Output the material below unchanged, apart from leaving out the pictures.

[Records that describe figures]
━━━
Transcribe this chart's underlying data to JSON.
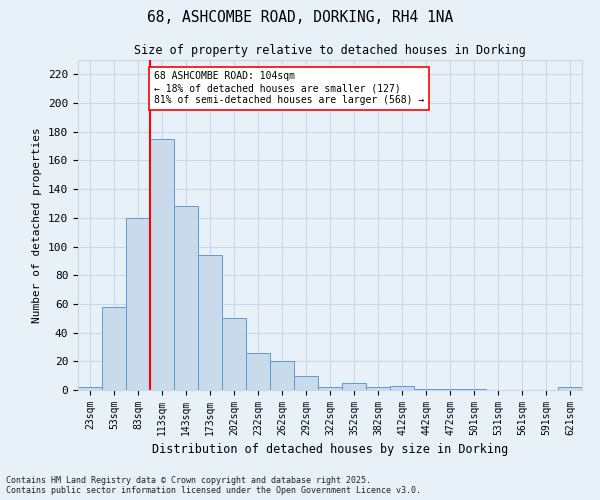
{
  "title_line1": "68, ASHCOMBE ROAD, DORKING, RH4 1NA",
  "title_line2": "Size of property relative to detached houses in Dorking",
  "xlabel": "Distribution of detached houses by size in Dorking",
  "ylabel": "Number of detached properties",
  "categories": [
    "23sqm",
    "53sqm",
    "83sqm",
    "113sqm",
    "143sqm",
    "173sqm",
    "202sqm",
    "232sqm",
    "262sqm",
    "292sqm",
    "322sqm",
    "352sqm",
    "382sqm",
    "412sqm",
    "442sqm",
    "472sqm",
    "501sqm",
    "531sqm",
    "561sqm",
    "591sqm",
    "621sqm"
  ],
  "values": [
    2,
    58,
    120,
    175,
    128,
    94,
    50,
    26,
    20,
    10,
    2,
    5,
    2,
    3,
    1,
    1,
    1,
    0,
    0,
    0,
    2
  ],
  "bar_color": "#c9daea",
  "bar_edge_color": "#5b9bd5",
  "grid_color": "#c8d8e8",
  "vline_x_index": 3,
  "vline_color": "red",
  "annotation_text": "68 ASHCOMBE ROAD: 104sqm\n← 18% of detached houses are smaller (127)\n81% of semi-detached houses are larger (568) →",
  "annotation_box_color": "white",
  "annotation_box_edge": "red",
  "ylim": [
    0,
    230
  ],
  "yticks": [
    0,
    20,
    40,
    60,
    80,
    100,
    120,
    140,
    160,
    180,
    200,
    220
  ],
  "footnote": "Contains HM Land Registry data © Crown copyright and database right 2025.\nContains public sector information licensed under the Open Government Licence v3.0.",
  "bg_color": "#e8f0f8"
}
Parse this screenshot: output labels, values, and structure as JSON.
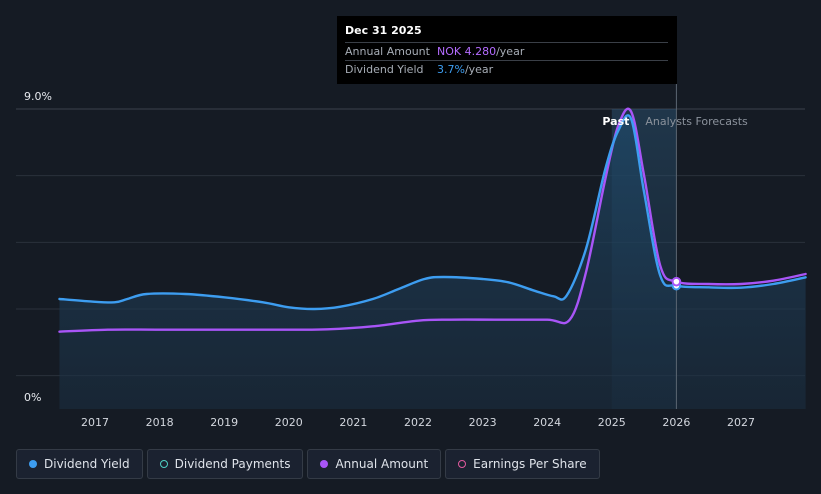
{
  "chart_data": {
    "type": "line",
    "y_axis": {
      "ticks": [
        "9.0%",
        "0%"
      ],
      "ylim": [
        0,
        9.0
      ],
      "grid": true
    },
    "x_axis": {
      "ticks": [
        "2017",
        "2018",
        "2019",
        "2020",
        "2021",
        "2022",
        "2023",
        "2024",
        "2025",
        "2026",
        "2027"
      ],
      "xlim": [
        2016.3,
        2028.0
      ]
    },
    "regions": {
      "past_label": "Past",
      "forecast_label": "Analysts Forecasts",
      "past_end": 2026.0
    },
    "series": [
      {
        "name": "Dividend Yield",
        "color": "#3d9df0",
        "area": true,
        "points": [
          [
            2016.45,
            3.3
          ],
          [
            2016.9,
            3.23
          ],
          [
            2017.3,
            3.2
          ],
          [
            2017.5,
            3.3
          ],
          [
            2017.8,
            3.45
          ],
          [
            2018.4,
            3.45
          ],
          [
            2019.0,
            3.35
          ],
          [
            2019.6,
            3.2
          ],
          [
            2020.0,
            3.05
          ],
          [
            2020.4,
            3.0
          ],
          [
            2020.8,
            3.07
          ],
          [
            2021.3,
            3.3
          ],
          [
            2021.7,
            3.6
          ],
          [
            2022.1,
            3.9
          ],
          [
            2022.4,
            3.96
          ],
          [
            2023.0,
            3.9
          ],
          [
            2023.4,
            3.8
          ],
          [
            2023.8,
            3.55
          ],
          [
            2024.1,
            3.38
          ],
          [
            2024.3,
            3.4
          ],
          [
            2024.6,
            4.8
          ],
          [
            2024.9,
            7.2
          ],
          [
            2025.1,
            8.35
          ],
          [
            2025.3,
            8.7
          ],
          [
            2025.5,
            6.5
          ],
          [
            2025.75,
            4.0
          ],
          [
            2026.0,
            3.7
          ],
          [
            2026.5,
            3.65
          ],
          [
            2027.0,
            3.64
          ],
          [
            2027.5,
            3.75
          ],
          [
            2028.0,
            3.95
          ]
        ]
      },
      {
        "name": "Annual Amount",
        "color": "#a855f7",
        "area": false,
        "points": [
          [
            2016.45,
            2.32
          ],
          [
            2017.2,
            2.38
          ],
          [
            2018.0,
            2.38
          ],
          [
            2019.0,
            2.38
          ],
          [
            2020.0,
            2.38
          ],
          [
            2020.6,
            2.39
          ],
          [
            2021.3,
            2.48
          ],
          [
            2022.0,
            2.65
          ],
          [
            2022.5,
            2.68
          ],
          [
            2023.2,
            2.68
          ],
          [
            2024.0,
            2.68
          ],
          [
            2024.35,
            2.68
          ],
          [
            2024.6,
            4.1
          ],
          [
            2024.9,
            6.9
          ],
          [
            2025.1,
            8.5
          ],
          [
            2025.3,
            8.92
          ],
          [
            2025.5,
            7.0
          ],
          [
            2025.75,
            4.3
          ],
          [
            2026.0,
            3.82
          ],
          [
            2026.5,
            3.75
          ],
          [
            2027.0,
            3.75
          ],
          [
            2027.5,
            3.85
          ],
          [
            2028.0,
            4.05
          ]
        ]
      }
    ],
    "highlight_x": 2026.0
  },
  "tooltip": {
    "date": "Dec 31 2025",
    "rows": [
      {
        "label": "Annual Amount",
        "value": "NOK 4.280",
        "unit": "/year"
      },
      {
        "label": "Dividend Yield",
        "value": "3.7%",
        "unit": "/year"
      }
    ]
  },
  "legend": [
    {
      "label": "Dividend Yield",
      "color": "#3d9df0",
      "filled": true
    },
    {
      "label": "Dividend Payments",
      "color": "#4fd1c5",
      "filled": false
    },
    {
      "label": "Annual Amount",
      "color": "#a855f7",
      "filled": true
    },
    {
      "label": "Earnings Per Share",
      "color": "#e25a9e",
      "filled": false
    }
  ]
}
━━━
_Finished answer_
Transcribe this chart's underlying data to JSON.
{
  "title_line1": "68, ASHCOMBE ROAD, DORKING, RH4 1NA",
  "title_line2": "Size of property relative to detached houses in Dorking",
  "xlabel": "Distribution of detached houses by size in Dorking",
  "ylabel": "Number of detached properties",
  "categories": [
    "23sqm",
    "53sqm",
    "83sqm",
    "113sqm",
    "143sqm",
    "173sqm",
    "202sqm",
    "232sqm",
    "262sqm",
    "292sqm",
    "322sqm",
    "352sqm",
    "382sqm",
    "412sqm",
    "442sqm",
    "472sqm",
    "501sqm",
    "531sqm",
    "561sqm",
    "591sqm",
    "621sqm"
  ],
  "values": [
    2,
    58,
    120,
    175,
    128,
    94,
    50,
    26,
    20,
    10,
    2,
    5,
    2,
    3,
    1,
    1,
    1,
    0,
    0,
    0,
    2
  ],
  "bar_color": "#c9daea",
  "bar_edge_color": "#5b9bd5",
  "grid_color": "#c8d8e8",
  "vline_x_index": 3,
  "vline_color": "red",
  "annotation_text": "68 ASHCOMBE ROAD: 104sqm\n← 18% of detached houses are smaller (127)\n81% of semi-detached houses are larger (568) →",
  "annotation_box_color": "white",
  "annotation_box_edge": "red",
  "ylim": [
    0,
    230
  ],
  "yticks": [
    0,
    20,
    40,
    60,
    80,
    100,
    120,
    140,
    160,
    180,
    200,
    220
  ],
  "footnote": "Contains HM Land Registry data © Crown copyright and database right 2025.\nContains public sector information licensed under the Open Government Licence v3.0.",
  "bg_color": "#e8f0f8"
}
Parse this screenshot: output labels, values, and structure as JSON.
{
  "chart_data": {
    "type": "line",
    "y_axis": {
      "ticks": [
        "9.0%",
        "0%"
      ],
      "ylim": [
        0,
        9.0
      ],
      "grid": true
    },
    "x_axis": {
      "ticks": [
        "2017",
        "2018",
        "2019",
        "2020",
        "2021",
        "2022",
        "2023",
        "2024",
        "2025",
        "2026",
        "2027"
      ],
      "xlim": [
        2016.3,
        2028.0
      ]
    },
    "regions": {
      "past_label": "Past",
      "forecast_label": "Analysts Forecasts",
      "past_end": 2026.0
    },
    "series": [
      {
        "name": "Dividend Yield",
        "color": "#3d9df0",
        "area": true,
        "points": [
          [
            2016.45,
            3.3
          ],
          [
            2016.9,
            3.23
          ],
          [
            2017.3,
            3.2
          ],
          [
            2017.5,
            3.3
          ],
          [
            2017.8,
            3.45
          ],
          [
            2018.4,
            3.45
          ],
          [
            2019.0,
            3.35
          ],
          [
            2019.6,
            3.2
          ],
          [
            2020.0,
            3.05
          ],
          [
            2020.4,
            3.0
          ],
          [
            2020.8,
            3.07
          ],
          [
            2021.3,
            3.3
          ],
          [
            2021.7,
            3.6
          ],
          [
            2022.1,
            3.9
          ],
          [
            2022.4,
            3.96
          ],
          [
            2023.0,
            3.9
          ],
          [
            2023.4,
            3.8
          ],
          [
            2023.8,
            3.55
          ],
          [
            2024.1,
            3.38
          ],
          [
            2024.3,
            3.4
          ],
          [
            2024.6,
            4.8
          ],
          [
            2024.9,
            7.2
          ],
          [
            2025.1,
            8.35
          ],
          [
            2025.3,
            8.7
          ],
          [
            2025.5,
            6.5
          ],
          [
            2025.75,
            4.0
          ],
          [
            2026.0,
            3.7
          ],
          [
            2026.5,
            3.65
          ],
          [
            2027.0,
            3.64
          ],
          [
            2027.5,
            3.75
          ],
          [
            2028.0,
            3.95
          ]
        ]
      },
      {
        "name": "Annual Amount",
        "color": "#a855f7",
        "area": false,
        "points": [
          [
            2016.45,
            2.32
          ],
          [
            2017.2,
            2.38
          ],
          [
            2018.0,
            2.38
          ],
          [
            2019.0,
            2.38
          ],
          [
            2020.0,
            2.38
          ],
          [
            2020.6,
            2.39
          ],
          [
            2021.3,
            2.48
          ],
          [
            2022.0,
            2.65
          ],
          [
            2022.5,
            2.68
          ],
          [
            2023.2,
            2.68
          ],
          [
            2024.0,
            2.68
          ],
          [
            2024.35,
            2.68
          ],
          [
            2024.6,
            4.1
          ],
          [
            2024.9,
            6.9
          ],
          [
            2025.1,
            8.5
          ],
          [
            2025.3,
            8.92
          ],
          [
            2025.5,
            7.0
          ],
          [
            2025.75,
            4.3
          ],
          [
            2026.0,
            3.82
          ],
          [
            2026.5,
            3.75
          ],
          [
            2027.0,
            3.75
          ],
          [
            2027.5,
            3.85
          ],
          [
            2028.0,
            4.05
          ]
        ]
      }
    ],
    "highlight_x": 2026.0
  },
  "tooltip": {
    "date": "Dec 31 2025",
    "rows": [
      {
        "label": "Annual Amount",
        "value": "NOK 4.280",
        "unit": "/year"
      },
      {
        "label": "Dividend Yield",
        "value": "3.7%",
        "unit": "/year"
      }
    ]
  },
  "legend": [
    {
      "label": "Dividend Yield",
      "color": "#3d9df0",
      "filled": true
    },
    {
      "label": "Dividend Payments",
      "color": "#4fd1c5",
      "filled": false
    },
    {
      "label": "Annual Amount",
      "color": "#a855f7",
      "filled": true
    },
    {
      "label": "Earnings Per Share",
      "color": "#e25a9e",
      "filled": false
    }
  ]
}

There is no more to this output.